begin Record extracts

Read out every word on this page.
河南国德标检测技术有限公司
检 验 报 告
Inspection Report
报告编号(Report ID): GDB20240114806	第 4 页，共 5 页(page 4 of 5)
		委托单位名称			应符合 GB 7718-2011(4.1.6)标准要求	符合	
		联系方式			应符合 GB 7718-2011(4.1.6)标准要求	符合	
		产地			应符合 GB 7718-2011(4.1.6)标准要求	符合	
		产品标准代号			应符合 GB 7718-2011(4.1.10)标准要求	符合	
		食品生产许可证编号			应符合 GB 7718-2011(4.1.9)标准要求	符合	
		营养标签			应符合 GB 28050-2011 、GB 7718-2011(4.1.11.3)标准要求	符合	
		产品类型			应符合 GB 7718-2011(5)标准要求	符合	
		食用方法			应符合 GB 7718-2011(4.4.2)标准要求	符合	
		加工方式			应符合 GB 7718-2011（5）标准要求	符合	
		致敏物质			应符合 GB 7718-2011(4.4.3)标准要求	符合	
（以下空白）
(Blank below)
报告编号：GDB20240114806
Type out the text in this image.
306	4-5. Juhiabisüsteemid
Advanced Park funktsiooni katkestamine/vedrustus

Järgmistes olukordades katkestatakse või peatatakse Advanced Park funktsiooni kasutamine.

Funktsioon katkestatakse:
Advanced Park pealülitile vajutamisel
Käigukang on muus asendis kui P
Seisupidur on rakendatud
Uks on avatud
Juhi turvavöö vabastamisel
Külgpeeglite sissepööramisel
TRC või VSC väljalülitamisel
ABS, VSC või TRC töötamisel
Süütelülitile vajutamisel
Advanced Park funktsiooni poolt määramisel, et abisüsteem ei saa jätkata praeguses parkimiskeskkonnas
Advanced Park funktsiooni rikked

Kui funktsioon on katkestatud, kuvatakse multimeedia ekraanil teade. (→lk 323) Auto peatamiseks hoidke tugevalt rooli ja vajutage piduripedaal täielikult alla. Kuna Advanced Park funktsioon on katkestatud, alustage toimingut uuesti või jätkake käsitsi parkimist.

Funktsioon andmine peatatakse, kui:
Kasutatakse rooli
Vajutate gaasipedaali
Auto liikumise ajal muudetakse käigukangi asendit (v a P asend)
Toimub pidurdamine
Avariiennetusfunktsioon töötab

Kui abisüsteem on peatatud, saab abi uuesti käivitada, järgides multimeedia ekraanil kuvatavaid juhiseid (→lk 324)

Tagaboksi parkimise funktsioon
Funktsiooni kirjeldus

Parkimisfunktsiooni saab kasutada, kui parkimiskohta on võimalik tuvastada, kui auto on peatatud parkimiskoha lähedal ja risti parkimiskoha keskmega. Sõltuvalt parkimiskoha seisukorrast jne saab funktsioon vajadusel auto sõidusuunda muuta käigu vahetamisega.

end Record extracts

Restate each of the entries above verbatim.

Read out every word on this page.
河南国德标检测技术有限公司
检 验 报 告
Inspection Report
报告编号(Report ID): GDB20240114806	第 4 页，共 5 页(page 4 of 5)
		委托单位名称			应符合 GB 7718-2011(4.1.6)标准要求	符合	
		联系方式			应符合 GB 7718-2011(4.1.6)标准要求	符合	
		产地			应符合 GB 7718-2011(4.1.6)标准要求	符合	
		产品标准代号			应符合 GB 7718-2011(4.1.10)标准要求	符合	
		食品生产许可证编号			应符合 GB 7718-2011(4.1.9)标准要求	符合	
		营养标签			应符合 GB 28050-2011 、GB 7718-2011(4.1.11.3)标准要求	符合	
		产品类型			应符合 GB 7718-2011(5)标准要求	符合	
		食用方法			应符合 GB 7718-2011(4.4.2)标准要求	符合	
		加工方式			应符合 GB 7718-2011（5）标准要求	符合	
		致敏物质			应符合 GB 7718-2011(4.4.3)标准要求	符合	
（以下空白）
(Blank below)
报告编号：GDB20240114806
Type out the text in this image.
306	4-5. Juhiabisüsteemid
Advanced Park funktsiooni katkestamine/vedrustus

Järgmistes olukordades katkestatakse või peatatakse Advanced Park funktsiooni kasutamine.

Funktsioon katkestatakse:
Advanced Park pealülitile vajutamisel
Käigukang on muus asendis kui P
Seisupidur on rakendatud
Uks on avatud
Juhi turvavöö vabastamisel
Külgpeeglite sissepööramisel
TRC või VSC väljalülitamisel
ABS, VSC või TRC töötamisel
Süütelülitile vajutamisel
Advanced Park funktsiooni poolt määramisel, et abisüsteem ei saa jätkata praeguses parkimiskeskkonnas
Advanced Park funktsiooni rikked

Kui funktsioon on katkestatud, kuvatakse multimeedia ekraanil teade. (→lk 323) Auto peatamiseks hoidke tugevalt rooli ja vajutage piduripedaal täielikult alla. Kuna Advanced Park funktsioon on katkestatud, alustage toimingut uuesti või jätkake käsitsi parkimist.

Funktsioon andmine peatatakse, kui:
Kasutatakse rooli
Vajutate gaasipedaali
Auto liikumise ajal muudetakse käigukangi asendit (v a P asend)
Toimub pidurdamine
Avariiennetusfunktsioon töötab

Kui abisüsteem on peatatud, saab abi uuesti käivitada, järgides multimeedia ekraanil kuvatavaid juhiseid (→lk 324)

Tagaboksi parkimise funktsioon
Funktsiooni kirjeldus

Parkimisfunktsiooni saab kasutada, kui parkimiskohta on võimalik tuvastada, kui auto on peatatud parkimiskoha lähedal ja risti parkimiskoha keskmega. Sõltuvalt parkimiskoha seisukorrast jne saab funktsioon vajadusel auto sõidusuunda muuta käigu vahetamisega.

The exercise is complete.